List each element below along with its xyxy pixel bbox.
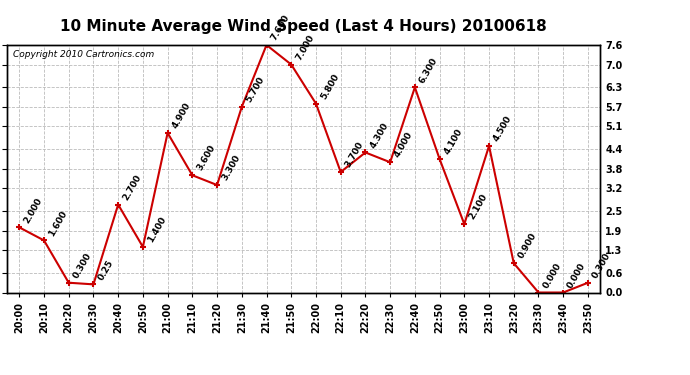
Text: 2.000: 2.000 — [22, 196, 44, 225]
Text: 4.300: 4.300 — [368, 121, 390, 150]
Text: Copyright 2010 Cartronics.com: Copyright 2010 Cartronics.com — [13, 50, 154, 59]
Text: 7.600: 7.600 — [269, 13, 291, 42]
Text: 6.300: 6.300 — [417, 56, 440, 84]
Text: 1.600: 1.600 — [47, 209, 68, 238]
Text: 7.000: 7.000 — [294, 33, 316, 62]
Text: 3.300: 3.300 — [220, 153, 242, 182]
Text: 0.000: 0.000 — [566, 261, 588, 290]
Text: 4.000: 4.000 — [393, 130, 415, 159]
Text: 4.900: 4.900 — [170, 101, 193, 130]
Text: 0.300: 0.300 — [72, 251, 93, 280]
Text: 4.500: 4.500 — [492, 114, 514, 143]
Text: 0.900: 0.900 — [517, 231, 538, 260]
Text: 4.100: 4.100 — [442, 127, 464, 156]
Text: 2.700: 2.700 — [121, 173, 143, 202]
Text: 3.700: 3.700 — [344, 140, 366, 169]
Text: 3.600: 3.600 — [195, 144, 217, 172]
Text: 0.25: 0.25 — [96, 258, 115, 282]
Text: 2.100: 2.100 — [467, 192, 489, 221]
Text: 5.700: 5.700 — [244, 75, 266, 104]
Text: 5.800: 5.800 — [319, 72, 341, 101]
Text: 10 Minute Average Wind Speed (Last 4 Hours) 20100618: 10 Minute Average Wind Speed (Last 4 Hou… — [60, 19, 547, 34]
Text: 0.300: 0.300 — [591, 251, 613, 280]
Text: 1.400: 1.400 — [146, 215, 168, 244]
Text: 0.000: 0.000 — [541, 261, 563, 290]
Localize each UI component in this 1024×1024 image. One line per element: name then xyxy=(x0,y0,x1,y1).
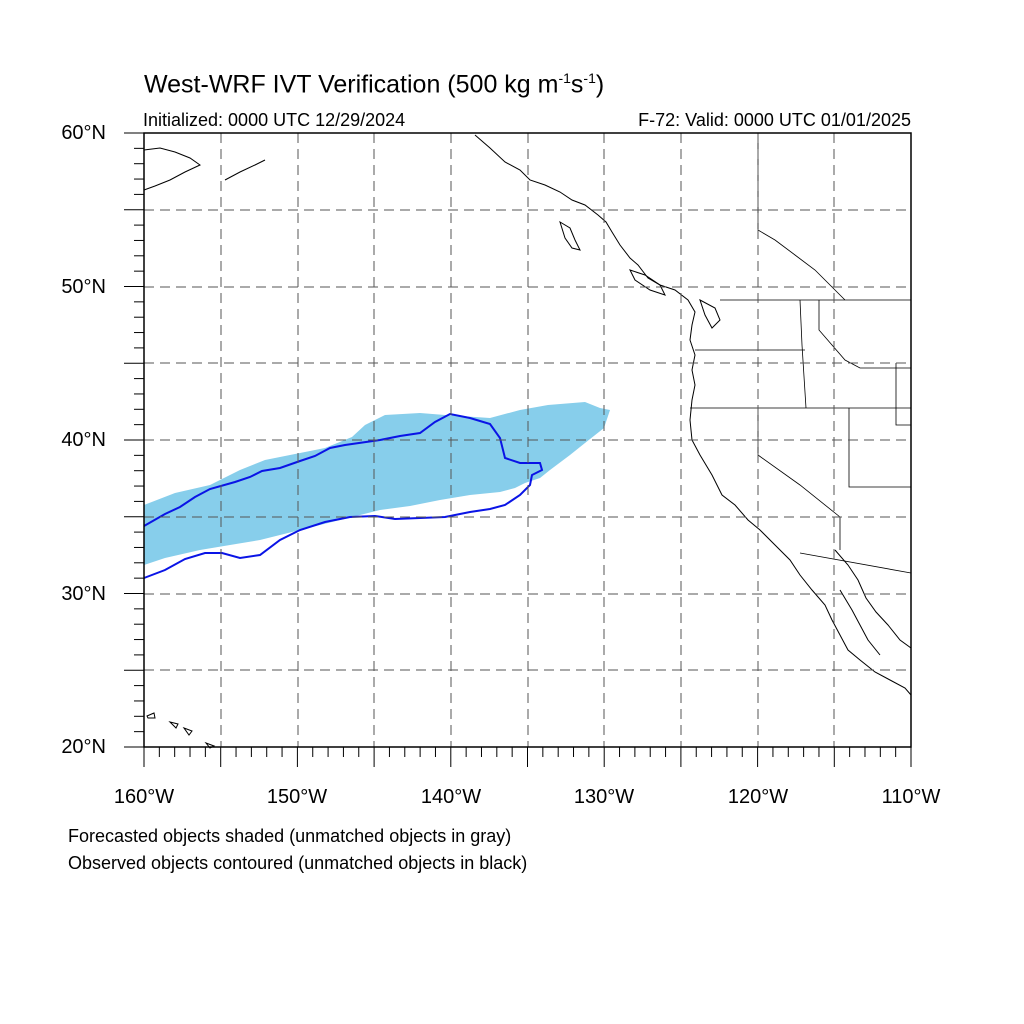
map-title: West-WRF IVT Verification (500 kg m-1s-1… xyxy=(144,70,605,99)
coastline-north-america xyxy=(474,134,912,696)
hawaii-islands xyxy=(146,712,216,749)
sea-islands-bc xyxy=(559,220,721,329)
coastline-gulf-california xyxy=(834,549,912,656)
lon-label-150w: 150°W xyxy=(266,786,328,808)
lat-label-60: 60°N xyxy=(61,122,106,144)
lon-label-120w: 120°W xyxy=(727,786,789,808)
state-boundaries xyxy=(690,135,912,574)
lon-label-160w: 160°W xyxy=(113,786,175,808)
coastline-alaska xyxy=(143,147,266,191)
graticule xyxy=(144,133,911,747)
valid-time-label: F-72: Valid: 0000 UTC 01/01/2025 xyxy=(638,110,911,130)
lat-label-20: 20°N xyxy=(61,736,106,758)
lat-label-30: 30°N xyxy=(61,583,106,605)
lon-label-140w: 140°W xyxy=(420,786,482,808)
footer-note-observed: Observed objects contoured (unmatched ob… xyxy=(68,853,528,873)
lon-label-110w: 110°W xyxy=(881,786,941,808)
lon-label-130w: 130°W xyxy=(573,786,635,808)
lat-label-40: 40°N xyxy=(61,429,106,451)
observed-object-contour xyxy=(143,412,544,579)
lat-label-50: 50°N xyxy=(61,276,106,298)
tick-marks xyxy=(124,132,912,767)
footer-note-forecast: Forecasted objects shaded (unmatched obj… xyxy=(68,826,512,846)
forecast-object xyxy=(144,402,610,565)
initialized-label: Initialized: 0000 UTC 12/29/2024 xyxy=(143,110,406,130)
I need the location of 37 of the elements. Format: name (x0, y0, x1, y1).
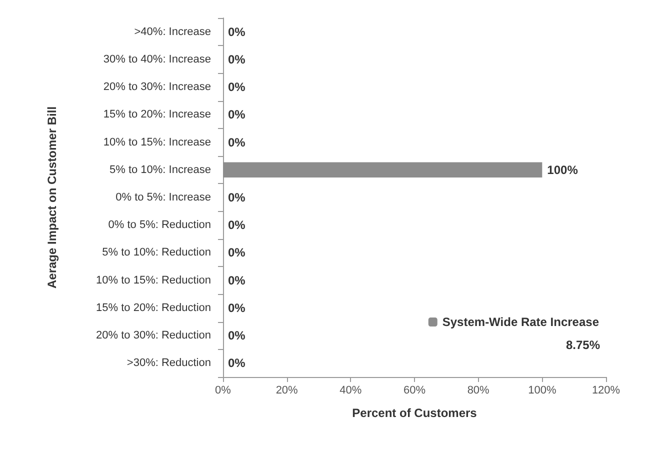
x-axis-title: Percent of Customers (352, 406, 478, 420)
y-axis-title: Aerage Impact on Customer Bill (45, 106, 59, 289)
y-tick-label: 0% to 5%: Reduction (108, 219, 211, 232)
y-tick-label: 20% to 30%: Reduction (96, 330, 211, 342)
data-label: 100% (547, 162, 578, 177)
x-tick-label: 80% (467, 384, 490, 396)
data-label: 0% (228, 135, 246, 150)
y-tick-label: 0% to 5%: Increase (116, 192, 211, 204)
y-tick-label: 10% to 15%: Increase (103, 136, 211, 148)
data-label: 0% (228, 356, 246, 370)
data-label: 0% (228, 328, 246, 343)
data-label: 0% (228, 300, 246, 315)
x-tick-label: 0% (215, 384, 232, 396)
data-label: 0% (228, 246, 246, 260)
y-tick-label: 5% to 10%: Reduction (102, 246, 211, 259)
x-tick-label: 120% (592, 384, 620, 396)
y-tick-label: 15% to 20%: Reduction (96, 302, 211, 314)
annotation: 8.75% (566, 338, 600, 352)
data-label: 0% (228, 273, 246, 288)
legend-label: System-Wide Rate Increase (442, 315, 600, 329)
y-tick-label: >40%: Increase (134, 26, 211, 38)
y-tick-label: 10% to 15%: Reduction (96, 274, 211, 286)
y-tick-label: 5% to 10%: Increase (109, 164, 211, 176)
y-tick-label: >30%: Reduction (126, 357, 211, 370)
data-label: 0% (228, 190, 246, 204)
y-tick-label: 20% to 30%: Increase (103, 81, 211, 94)
y-tick-label: 30% to 40%: Increase (103, 53, 211, 66)
x-tick-label: 40% (340, 384, 362, 396)
data-label: 0% (228, 80, 246, 94)
data-label: 0% (228, 218, 246, 232)
x-tick-label: 20% (276, 384, 298, 396)
x-tick-label: 100% (528, 384, 556, 396)
x-tick-label: 60% (403, 384, 426, 396)
y-tick-label: 15% to 20%: Increase (103, 108, 211, 121)
data-label: 0% (228, 24, 246, 39)
data-label: 0% (228, 108, 246, 122)
data-label: 0% (228, 52, 246, 66)
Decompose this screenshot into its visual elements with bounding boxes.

------------------------------

> WHAT IS EXPECTED:
Reproduce every line of the records above word for word, but leave out the pictures.

> ANSWER:
List each element below along with its xyxy pixel bbox.
Text: 2.000: 2.000 — [22, 196, 44, 225]
Text: 4.300: 4.300 — [368, 121, 390, 150]
Text: Copyright 2010 Cartronics.com: Copyright 2010 Cartronics.com — [13, 50, 154, 59]
Text: 7.600: 7.600 — [269, 13, 291, 42]
Text: 6.300: 6.300 — [417, 56, 440, 84]
Text: 1.600: 1.600 — [47, 209, 68, 238]
Text: 7.000: 7.000 — [294, 33, 316, 62]
Text: 3.300: 3.300 — [220, 153, 242, 182]
Text: 0.000: 0.000 — [566, 261, 588, 290]
Text: 4.000: 4.000 — [393, 130, 415, 159]
Text: 4.900: 4.900 — [170, 101, 193, 130]
Text: 0.300: 0.300 — [72, 251, 93, 280]
Text: 4.500: 4.500 — [492, 114, 514, 143]
Text: 0.900: 0.900 — [517, 231, 538, 260]
Text: 4.100: 4.100 — [442, 127, 464, 156]
Text: 2.700: 2.700 — [121, 173, 143, 202]
Text: 3.700: 3.700 — [344, 140, 366, 169]
Text: 3.600: 3.600 — [195, 144, 217, 172]
Text: 0.25: 0.25 — [96, 258, 115, 282]
Text: 2.100: 2.100 — [467, 192, 489, 221]
Text: 5.700: 5.700 — [244, 75, 266, 104]
Text: 5.800: 5.800 — [319, 72, 341, 101]
Text: 10 Minute Average Wind Speed (Last 4 Hours) 20100618: 10 Minute Average Wind Speed (Last 4 Hou… — [60, 19, 547, 34]
Text: 0.300: 0.300 — [591, 251, 613, 280]
Text: 1.400: 1.400 — [146, 215, 168, 244]
Text: 0.000: 0.000 — [541, 261, 563, 290]
Localize each UI component in this 1024×1024 image. One line per element: name then xyxy=(x0,y0,x1,y1).
map-title: West-WRF IVT Verification (500 kg m-1s-1… xyxy=(144,70,605,99)
coastline-north-america xyxy=(474,134,912,696)
hawaii-islands xyxy=(146,712,216,749)
sea-islands-bc xyxy=(559,220,721,329)
coastline-gulf-california xyxy=(834,549,912,656)
lon-label-150w: 150°W xyxy=(266,786,328,808)
lat-label-60: 60°N xyxy=(61,122,106,144)
lon-label-120w: 120°W xyxy=(727,786,789,808)
state-boundaries xyxy=(690,135,912,574)
lon-label-160w: 160°W xyxy=(113,786,175,808)
coastline-alaska xyxy=(143,147,266,191)
graticule xyxy=(144,133,911,747)
valid-time-label: F-72: Valid: 0000 UTC 01/01/2025 xyxy=(638,110,911,130)
lat-label-20: 20°N xyxy=(61,736,106,758)
lat-label-30: 30°N xyxy=(61,583,106,605)
lon-label-140w: 140°W xyxy=(420,786,482,808)
footer-note-observed: Observed objects contoured (unmatched ob… xyxy=(68,853,528,873)
lon-label-110w: 110°W xyxy=(881,786,941,808)
lon-label-130w: 130°W xyxy=(573,786,635,808)
lat-label-40: 40°N xyxy=(61,429,106,451)
observed-object-contour xyxy=(143,412,544,579)
lat-label-50: 50°N xyxy=(61,276,106,298)
tick-marks xyxy=(124,132,912,767)
footer-note-forecast: Forecasted objects shaded (unmatched obj… xyxy=(68,826,512,846)
forecast-object xyxy=(144,402,610,565)
initialized-label: Initialized: 0000 UTC 12/29/2024 xyxy=(143,110,406,130)
I need the location of 37 of the elements. Format: name (x0, y0, x1, y1).
x-axis-title: Percent of Customers (352, 406, 478, 420)
y-axis-title: Aerage Impact on Customer Bill (45, 106, 59, 289)
y-tick-label: 0% to 5%: Reduction (108, 219, 211, 232)
y-tick-label: 20% to 30%: Reduction (96, 330, 211, 342)
data-label: 100% (547, 162, 578, 177)
x-tick-label: 80% (467, 384, 490, 396)
data-label: 0% (228, 135, 246, 150)
y-tick-label: 0% to 5%: Increase (116, 192, 211, 204)
y-tick-label: 10% to 15%: Increase (103, 136, 211, 148)
data-label: 0% (228, 356, 246, 370)
data-label: 0% (228, 328, 246, 343)
data-label: 0% (228, 300, 246, 315)
x-tick-label: 0% (215, 384, 232, 396)
data-label: 0% (228, 246, 246, 260)
y-tick-label: 5% to 10%: Reduction (102, 246, 211, 259)
x-tick-label: 120% (592, 384, 620, 396)
y-tick-label: 15% to 20%: Reduction (96, 302, 211, 314)
annotation: 8.75% (566, 338, 600, 352)
data-label: 0% (228, 273, 246, 288)
legend-label: System-Wide Rate Increase (442, 315, 600, 329)
y-tick-label: >40%: Increase (134, 26, 211, 38)
y-tick-label: 10% to 15%: Reduction (96, 274, 211, 286)
y-tick-label: 5% to 10%: Increase (109, 164, 211, 176)
y-tick-label: >30%: Reduction (126, 357, 211, 370)
data-label: 0% (228, 190, 246, 204)
y-tick-label: 20% to 30%: Increase (103, 81, 211, 94)
y-tick-label: 30% to 40%: Increase (103, 53, 211, 66)
x-tick-label: 40% (340, 384, 362, 396)
data-label: 0% (228, 80, 246, 94)
data-label: 0% (228, 218, 246, 232)
x-tick-label: 20% (276, 384, 298, 396)
x-tick-label: 100% (528, 384, 556, 396)
x-tick-label: 60% (403, 384, 426, 396)
y-tick-label: 15% to 20%: Increase (103, 108, 211, 121)
data-label: 0% (228, 24, 246, 39)
data-label: 0% (228, 108, 246, 122)
data-label: 0% (228, 52, 246, 66)
Decompose this screenshot into its visual elements with bounding boxes.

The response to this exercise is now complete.